Using the data below, repeat all of it precisely.
----
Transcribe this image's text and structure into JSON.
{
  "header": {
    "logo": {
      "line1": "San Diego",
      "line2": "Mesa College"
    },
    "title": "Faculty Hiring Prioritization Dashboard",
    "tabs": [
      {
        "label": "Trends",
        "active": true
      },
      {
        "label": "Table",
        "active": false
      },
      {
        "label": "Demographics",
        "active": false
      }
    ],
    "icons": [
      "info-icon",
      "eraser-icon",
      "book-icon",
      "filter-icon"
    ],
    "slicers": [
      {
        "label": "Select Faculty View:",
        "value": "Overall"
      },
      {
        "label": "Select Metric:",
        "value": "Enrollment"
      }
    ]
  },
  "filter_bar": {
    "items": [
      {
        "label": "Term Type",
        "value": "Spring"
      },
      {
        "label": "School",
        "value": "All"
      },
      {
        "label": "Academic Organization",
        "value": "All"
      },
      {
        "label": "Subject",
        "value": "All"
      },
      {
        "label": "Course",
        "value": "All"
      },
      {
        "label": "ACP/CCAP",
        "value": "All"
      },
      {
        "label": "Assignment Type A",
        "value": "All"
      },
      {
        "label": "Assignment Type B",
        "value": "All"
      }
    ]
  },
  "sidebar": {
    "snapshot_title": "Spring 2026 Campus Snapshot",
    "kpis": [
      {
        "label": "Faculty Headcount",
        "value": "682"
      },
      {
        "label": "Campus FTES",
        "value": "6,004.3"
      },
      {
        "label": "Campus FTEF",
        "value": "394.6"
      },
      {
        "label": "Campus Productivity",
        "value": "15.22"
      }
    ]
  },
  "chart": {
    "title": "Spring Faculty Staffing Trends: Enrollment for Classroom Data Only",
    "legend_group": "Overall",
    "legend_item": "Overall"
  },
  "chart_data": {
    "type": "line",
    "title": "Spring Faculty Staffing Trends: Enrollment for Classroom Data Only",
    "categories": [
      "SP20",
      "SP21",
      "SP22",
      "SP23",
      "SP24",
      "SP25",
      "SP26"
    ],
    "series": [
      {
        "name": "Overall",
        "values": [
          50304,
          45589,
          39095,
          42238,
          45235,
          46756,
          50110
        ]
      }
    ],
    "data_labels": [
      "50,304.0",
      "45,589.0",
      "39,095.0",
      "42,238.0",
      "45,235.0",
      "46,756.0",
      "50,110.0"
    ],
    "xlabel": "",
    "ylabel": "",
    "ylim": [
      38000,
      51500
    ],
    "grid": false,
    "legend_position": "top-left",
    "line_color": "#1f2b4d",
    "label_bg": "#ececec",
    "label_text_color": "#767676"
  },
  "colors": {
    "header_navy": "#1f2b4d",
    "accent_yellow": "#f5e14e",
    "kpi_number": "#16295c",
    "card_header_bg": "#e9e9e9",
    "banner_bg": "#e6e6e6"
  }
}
----
> _Finished exercise_:
Transcribe this image's text and structure into JSON.
{
  "header": {
    "logo": {
      "line1": "San Diego",
      "line2": "Mesa College"
    },
    "title": "Faculty Hiring Prioritization Dashboard",
    "tabs": [
      {
        "label": "Trends",
        "active": true
      },
      {
        "label": "Table",
        "active": false
      },
      {
        "label": "Demographics",
        "active": false
      }
    ],
    "icons": [
      "info-icon",
      "eraser-icon",
      "book-icon",
      "filter-icon"
    ],
    "slicers": [
      {
        "label": "Select Faculty View:",
        "value": "Overall"
      },
      {
        "label": "Select Metric:",
        "value": "Enrollment"
      }
    ]
  },
  "filter_bar": {
    "items": [
      {
        "label": "Term Type",
        "value": "Spring"
      },
      {
        "label": "School",
        "value": "All"
      },
      {
        "label": "Academic Organization",
        "value": "All"
      },
      {
        "label": "Subject",
        "value": "All"
      },
      {
        "label": "Course",
        "value": "All"
      },
      {
        "label": "ACP/CCAP",
        "value": "All"
      },
      {
        "label": "Assignment Type A",
        "value": "All"
      },
      {
        "label": "Assignment Type B",
        "value": "All"
      }
    ]
  },
  "sidebar": {
    "snapshot_title": "Spring 2026 Campus Snapshot",
    "kpis": [
      {
        "label": "Faculty Headcount",
        "value": "682"
      },
      {
        "label": "Campus FTES",
        "value": "6,004.3"
      },
      {
        "label": "Campus FTEF",
        "value": "394.6"
      },
      {
        "label": "Campus Productivity",
        "value": "15.22"
      }
    ]
  },
  "chart": {
    "title": "Spring Faculty Staffing Trends: Enrollment for Classroom Data Only",
    "legend_group": "Overall",
    "legend_item": "Overall"
  },
  "chart_data": {
    "type": "line",
    "title": "Spring Faculty Staffing Trends: Enrollment for Classroom Data Only",
    "categories": [
      "SP20",
      "SP21",
      "SP22",
      "SP23",
      "SP24",
      "SP25",
      "SP26"
    ],
    "series": [
      {
        "name": "Overall",
        "values": [
          50304,
          45589,
          39095,
          42238,
          45235,
          46756,
          50110
        ]
      }
    ],
    "data_labels": [
      "50,304.0",
      "45,589.0",
      "39,095.0",
      "42,238.0",
      "45,235.0",
      "46,756.0",
      "50,110.0"
    ],
    "xlabel": "",
    "ylabel": "",
    "ylim": [
      38000,
      51500
    ],
    "grid": false,
    "legend_position": "top-left",
    "line_color": "#1f2b4d",
    "label_bg": "#ececec",
    "label_text_color": "#767676"
  },
  "colors": {
    "header_navy": "#1f2b4d",
    "accent_yellow": "#f5e14e",
    "kpi_number": "#16295c",
    "card_header_bg": "#e9e9e9",
    "banner_bg": "#e6e6e6"
  }
}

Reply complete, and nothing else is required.